(WHAT YOU WILL DO)
Skip all pictures, then print the remaining material exactly.
-- START INPUT --
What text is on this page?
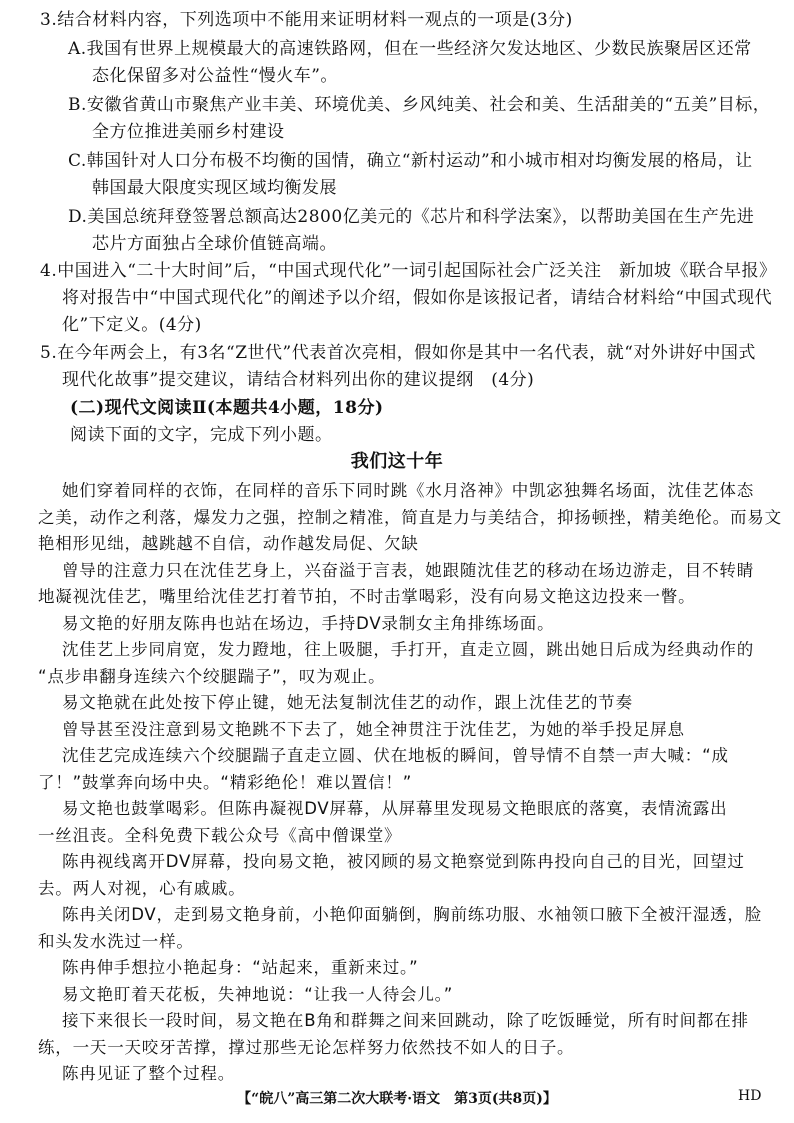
3.结合材料内容，下列选项中不能用来证明材料一观点的一项是(3分)
A.我国有世界上规模最大的高速铁路网，但在一些经济欠发达地区、少数民族聚居区还常
态化保留多对公益性“慢火车”。
B.安徽省黄山市聚焦产业丰美、环境优美、乡风纯美、社会和美、生活甜美的“五美”目标，
全方位推进美丽乡村建设
C.韩国针对人口分布极不均衡的国情，确立“新村运动”和小城市相对均衡发展的格局，让
韩国最大限度实现区域均衡发展
D.美国总统拜登签署总额高达2800亿美元的《芯片和科学法案》，以帮助美国在生产先进
芯片方面独占全球价值链高端。
4.中国进入“二十大时间”后，“中国式现代化”一词引起国际社会广泛关注　新加坡《联合早报》
将对报告中“中国式现代化”的阐述予以介绍，假如你是该报记者，请结合材料给“中国式现代
化”下定义。(4分)
5.在今年两会上，有3名“Z世代”代表首次亮相，假如你是其中一名代表，就“对外讲好中国式
现代化故事”提交建议，请结合材料列出你的建议提纲　(4分)
(二)现代文阅读Ⅱ(本题共4小题，18分)
阅读下面的文字，完成下列小题。
我们这十年
她们穿着同样的衣饰，在同样的音乐下同时跳《水月洛神》中凯宓独舞名场面，沈佳艺体态
之美，动作之利落，爆发力之强，控制之精准，简直是力与美结合，抑扬顿挫，精美绝伦。而易文
艳相形见绌，越跳越不自信，动作越发局促、欠缺
曾导的注意力只在沈佳艺身上，兴奋溢于言表，她跟随沈佳艺的移动在场边游走，目不转睛
地凝视沈佳艺，嘴里给沈佳艺打着节拍，不时击掌喝彩，没有向易文艳这边投来一瞥。
易文艳的好朋友陈冉也站在场边，手持DV录制女主角排练场面。
沈佳艺上步同肩宽，发力蹬地，往上吸腿，手打开，直走立圆，跳出她日后成为经典动作的
“点步串翻身连续六个绞腿踹子”，叹为观止。
易文艳就在此处按下停止键，她无法复制沈佳艺的动作，跟上沈佳艺的节奏
曾导甚至没注意到易文艳跳不下去了，她全神贯注于沈佳艺，为她的举手投足屏息
沈佳艺完成连续六个绞腿踹子直走立圆、伏在地板的瞬间，曾导情不自禁一声大喊：“成
了！”鼓掌奔向场中央。“精彩绝伦！难以置信！”
易文艳也鼓掌喝彩。但陈冉凝视DV屏幕，从屏幕里发现易文艳眼底的落寞，表情流露出
一丝沮丧。全科免费下载公众号《高中僧课堂》
陈冉视线离开DV屏幕，投向易文艳，被冈顾的易文艳察觉到陈冉投向自己的目光，回望过
去。两人对视，心有戚戚。
陈冉关闭DV，走到易文艳身前，小艳仰面躺倒，胸前练功服、水袖领口腋下全被汗湿透，脸
和头发水洗过一样。
陈冉伸手想拉小艳起身：“站起来，重新来过。”
易文艳盯着天花板，失神地说：“让我一人待会儿。”
接下来很长一段时间，易文艳在B角和群舞之间来回跳动，除了吃饭睡觉，所有时间都在排
练，一天一天咬牙苦撑，撑过那些无论怎样努力依然技不如人的日子。
【“皖八”高三第二次大联考·语文　第3页(共8页)】	HD
陈冉见证了整个过程。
-- END INPUT --
(RESULT)
What text is on this page?
3.结合材料内容，下列选项中不能用来证明材料一观点的一项是(3分)
A.我国有世界上规模最大的高速铁路网，但在一些经济欠发达地区、少数民族聚居区还常
态化保留多对公益性“慢火车”。
B.安徽省黄山市聚焦产业丰美、环境优美、乡风纯美、社会和美、生活甜美的“五美”目标，
全方位推进美丽乡村建设
C.韩国针对人口分布极不均衡的国情，确立“新村运动”和小城市相对均衡发展的格局，让
韩国最大限度实现区域均衡发展
D.美国总统拜登签署总额高达2800亿美元的《芯片和科学法案》，以帮助美国在生产先进
芯片方面独占全球价值链高端。
4.中国进入“二十大时间”后，“中国式现代化”一词引起国际社会广泛关注　新加坡《联合早报》
将对报告中“中国式现代化”的阐述予以介绍，假如你是该报记者，请结合材料给“中国式现代
化”下定义。(4分)
5.在今年两会上，有3名“Z世代”代表首次亮相，假如你是其中一名代表，就“对外讲好中国式
现代化故事”提交建议，请结合材料列出你的建议提纲　(4分)
(二)现代文阅读Ⅱ(本题共4小题，18分)
阅读下面的文字，完成下列小题。
我们这十年
她们穿着同样的衣饰，在同样的音乐下同时跳《水月洛神》中凯宓独舞名场面，沈佳艺体态
之美，动作之利落，爆发力之强，控制之精准，简直是力与美结合，抑扬顿挫，精美绝伦。而易文
艳相形见绌，越跳越不自信，动作越发局促、欠缺
曾导的注意力只在沈佳艺身上，兴奋溢于言表，她跟随沈佳艺的移动在场边游走，目不转睛
地凝视沈佳艺，嘴里给沈佳艺打着节拍，不时击掌喝彩，没有向易文艳这边投来一瞥。
易文艳的好朋友陈冉也站在场边，手持DV录制女主角排练场面。
沈佳艺上步同肩宽，发力蹬地，往上吸腿，手打开，直走立圆，跳出她日后成为经典动作的
“点步串翻身连续六个绞腿踹子”，叹为观止。
易文艳就在此处按下停止键，她无法复制沈佳艺的动作，跟上沈佳艺的节奏
曾导甚至没注意到易文艳跳不下去了，她全神贯注于沈佳艺，为她的举手投足屏息
沈佳艺完成连续六个绞腿踹子直走立圆、伏在地板的瞬间，曾导情不自禁一声大喊：“成
了！”鼓掌奔向场中央。“精彩绝伦！难以置信！”
易文艳也鼓掌喝彩。但陈冉凝视DV屏幕，从屏幕里发现易文艳眼底的落寞，表情流露出
一丝沮丧。全科免费下载公众号《高中僧课堂》
陈冉视线离开DV屏幕，投向易文艳，被冈顾的易文艳察觉到陈冉投向自己的目光，回望过
去。两人对视，心有戚戚。
陈冉关闭DV，走到易文艳身前，小艳仰面躺倒，胸前练功服、水袖领口腋下全被汗湿透，脸
和头发水洗过一样。
陈冉伸手想拉小艳起身：“站起来，重新来过。”
易文艳盯着天花板，失神地说：“让我一人待会儿。”
接下来很长一段时间，易文艳在B角和群舞之间来回跳动，除了吃饭睡觉，所有时间都在排
练，一天一天咬牙苦撑，撑过那些无论怎样努力依然技不如人的日子。
【“皖八”高三第二次大联考·语文　第3页(共8页)】	HD
陈冉见证了整个过程。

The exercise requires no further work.